| Your goal |
Transcribe each entry below exactly. Pictures do not go in the copy.

>> START

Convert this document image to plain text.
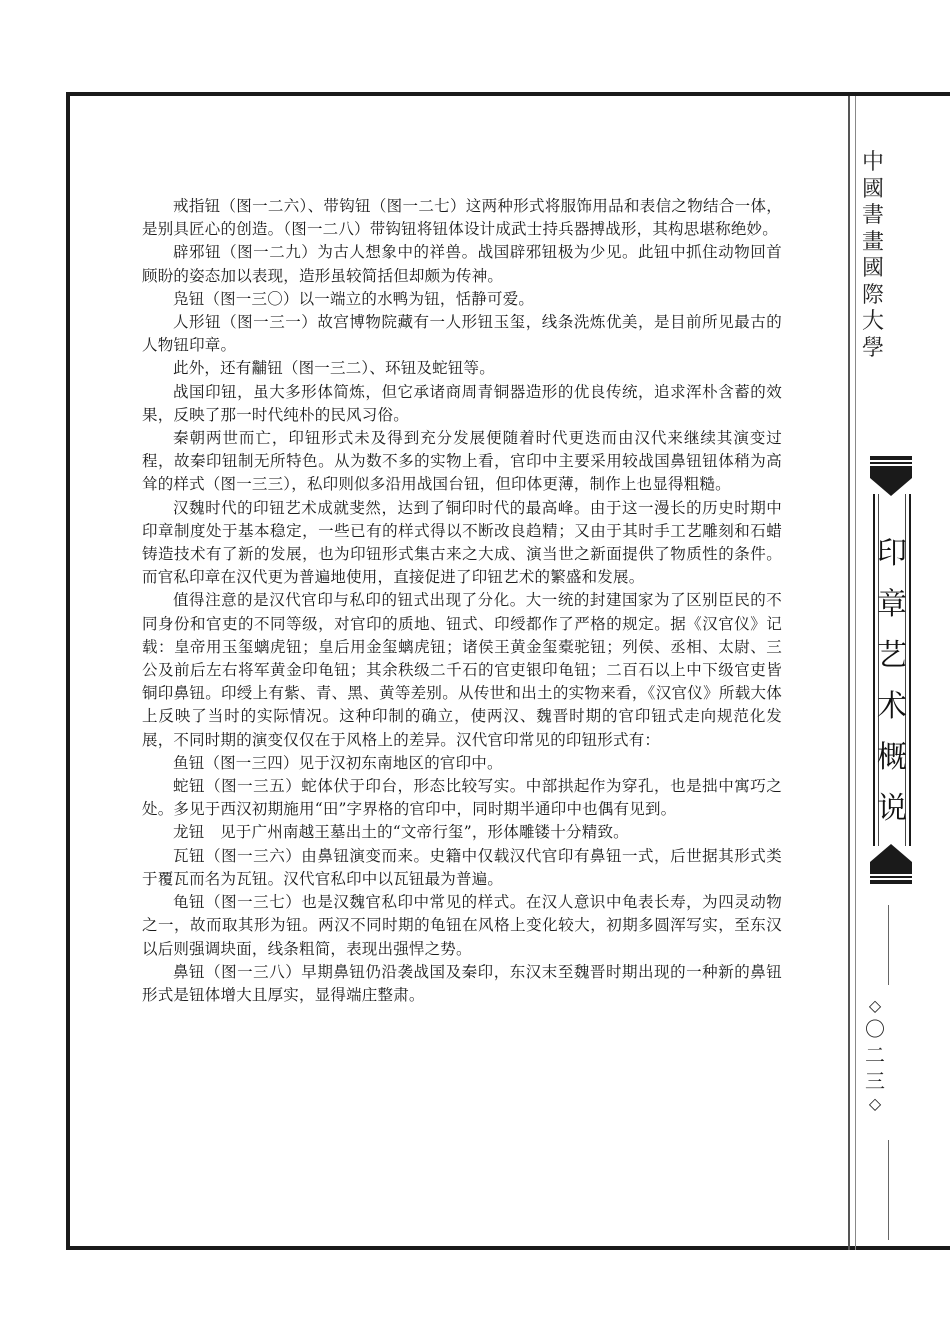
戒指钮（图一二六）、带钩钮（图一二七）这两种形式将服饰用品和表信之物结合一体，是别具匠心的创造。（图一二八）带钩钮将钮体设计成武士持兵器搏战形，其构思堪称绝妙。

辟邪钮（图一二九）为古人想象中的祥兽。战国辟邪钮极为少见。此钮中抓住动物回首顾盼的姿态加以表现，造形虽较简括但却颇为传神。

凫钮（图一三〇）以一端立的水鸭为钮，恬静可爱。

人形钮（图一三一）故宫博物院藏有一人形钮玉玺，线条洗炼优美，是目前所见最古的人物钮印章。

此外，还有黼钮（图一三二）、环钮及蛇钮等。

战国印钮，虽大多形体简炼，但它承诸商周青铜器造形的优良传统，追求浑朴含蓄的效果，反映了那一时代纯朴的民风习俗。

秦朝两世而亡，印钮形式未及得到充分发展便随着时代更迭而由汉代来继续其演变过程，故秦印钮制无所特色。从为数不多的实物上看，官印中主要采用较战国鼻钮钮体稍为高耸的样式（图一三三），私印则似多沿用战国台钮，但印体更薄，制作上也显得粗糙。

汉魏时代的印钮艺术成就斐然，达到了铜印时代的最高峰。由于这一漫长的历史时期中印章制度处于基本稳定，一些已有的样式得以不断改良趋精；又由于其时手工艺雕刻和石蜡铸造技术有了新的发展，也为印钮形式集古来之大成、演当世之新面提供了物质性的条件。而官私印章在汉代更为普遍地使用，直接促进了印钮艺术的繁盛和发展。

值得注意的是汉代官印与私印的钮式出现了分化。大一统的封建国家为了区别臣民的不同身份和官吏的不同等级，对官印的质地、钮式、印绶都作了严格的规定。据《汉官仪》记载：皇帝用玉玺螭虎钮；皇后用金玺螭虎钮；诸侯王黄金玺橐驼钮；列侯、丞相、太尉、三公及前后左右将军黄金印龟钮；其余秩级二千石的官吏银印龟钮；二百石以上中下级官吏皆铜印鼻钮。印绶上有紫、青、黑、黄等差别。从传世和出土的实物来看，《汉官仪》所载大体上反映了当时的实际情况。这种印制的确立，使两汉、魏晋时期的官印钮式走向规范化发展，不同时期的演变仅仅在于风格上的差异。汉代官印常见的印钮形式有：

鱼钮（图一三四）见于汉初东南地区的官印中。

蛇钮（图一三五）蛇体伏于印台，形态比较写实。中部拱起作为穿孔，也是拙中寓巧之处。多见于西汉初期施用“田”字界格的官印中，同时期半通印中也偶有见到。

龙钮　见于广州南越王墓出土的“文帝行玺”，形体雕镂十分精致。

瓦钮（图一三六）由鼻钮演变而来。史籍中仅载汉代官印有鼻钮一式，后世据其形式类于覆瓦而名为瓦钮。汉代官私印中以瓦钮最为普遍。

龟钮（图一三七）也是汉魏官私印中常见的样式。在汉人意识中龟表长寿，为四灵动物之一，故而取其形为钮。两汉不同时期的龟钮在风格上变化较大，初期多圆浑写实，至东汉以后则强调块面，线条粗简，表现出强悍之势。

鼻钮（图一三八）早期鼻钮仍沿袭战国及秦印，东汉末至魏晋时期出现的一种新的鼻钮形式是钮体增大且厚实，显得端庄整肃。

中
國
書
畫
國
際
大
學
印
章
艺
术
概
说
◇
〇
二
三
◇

>> END

| Exercise solution |
Convert this document image to plain text.
戒指钮（图一二六）、带钩钮（图一二七）这两种形式将服饰用品和表信之物结合一体，是别具匠心的创造。（图一二八）带钩钮将钮体设计成武士持兵器搏战形，其构思堪称绝妙。

辟邪钮（图一二九）为古人想象中的祥兽。战国辟邪钮极为少见。此钮中抓住动物回首顾盼的姿态加以表现，造形虽较简括但却颇为传神。

凫钮（图一三〇）以一端立的水鸭为钮，恬静可爱。

人形钮（图一三一）故宫博物院藏有一人形钮玉玺，线条洗炼优美，是目前所见最古的人物钮印章。

此外，还有黼钮（图一三二）、环钮及蛇钮等。

战国印钮，虽大多形体简炼，但它承诸商周青铜器造形的优良传统，追求浑朴含蓄的效果，反映了那一时代纯朴的民风习俗。

秦朝两世而亡，印钮形式未及得到充分发展便随着时代更迭而由汉代来继续其演变过程，故秦印钮制无所特色。从为数不多的实物上看，官印中主要采用较战国鼻钮钮体稍为高耸的样式（图一三三），私印则似多沿用战国台钮，但印体更薄，制作上也显得粗糙。

汉魏时代的印钮艺术成就斐然，达到了铜印时代的最高峰。由于这一漫长的历史时期中印章制度处于基本稳定，一些已有的样式得以不断改良趋精；又由于其时手工艺雕刻和石蜡铸造技术有了新的发展，也为印钮形式集古来之大成、演当世之新面提供了物质性的条件。而官私印章在汉代更为普遍地使用，直接促进了印钮艺术的繁盛和发展。

值得注意的是汉代官印与私印的钮式出现了分化。大一统的封建国家为了区别臣民的不同身份和官吏的不同等级，对官印的质地、钮式、印绶都作了严格的规定。据《汉官仪》记载：皇帝用玉玺螭虎钮；皇后用金玺螭虎钮；诸侯王黄金玺橐驼钮；列侯、丞相、太尉、三公及前后左右将军黄金印龟钮；其余秩级二千石的官吏银印龟钮；二百石以上中下级官吏皆铜印鼻钮。印绶上有紫、青、黑、黄等差别。从传世和出土的实物来看，《汉官仪》所载大体上反映了当时的实际情况。这种印制的确立，使两汉、魏晋时期的官印钮式走向规范化发展，不同时期的演变仅仅在于风格上的差异。汉代官印常见的印钮形式有：

鱼钮（图一三四）见于汉初东南地区的官印中。

蛇钮（图一三五）蛇体伏于印台，形态比较写实。中部拱起作为穿孔，也是拙中寓巧之处。多见于西汉初期施用“田”字界格的官印中，同时期半通印中也偶有见到。

龙钮　见于广州南越王墓出土的“文帝行玺”，形体雕镂十分精致。

瓦钮（图一三六）由鼻钮演变而来。史籍中仅载汉代官印有鼻钮一式，后世据其形式类于覆瓦而名为瓦钮。汉代官私印中以瓦钮最为普遍。

龟钮（图一三七）也是汉魏官私印中常见的样式。在汉人意识中龟表长寿，为四灵动物之一，故而取其形为钮。两汉不同时期的龟钮在风格上变化较大，初期多圆浑写实，至东汉以后则强调块面，线条粗简，表现出强悍之势。

鼻钮（图一三八）早期鼻钮仍沿袭战国及秦印，东汉末至魏晋时期出现的一种新的鼻钮形式是钮体增大且厚实，显得端庄整肃。

中
國
書
畫
國
際
大
學
印
章
艺
术
概
说
◇
〇
二
三
◇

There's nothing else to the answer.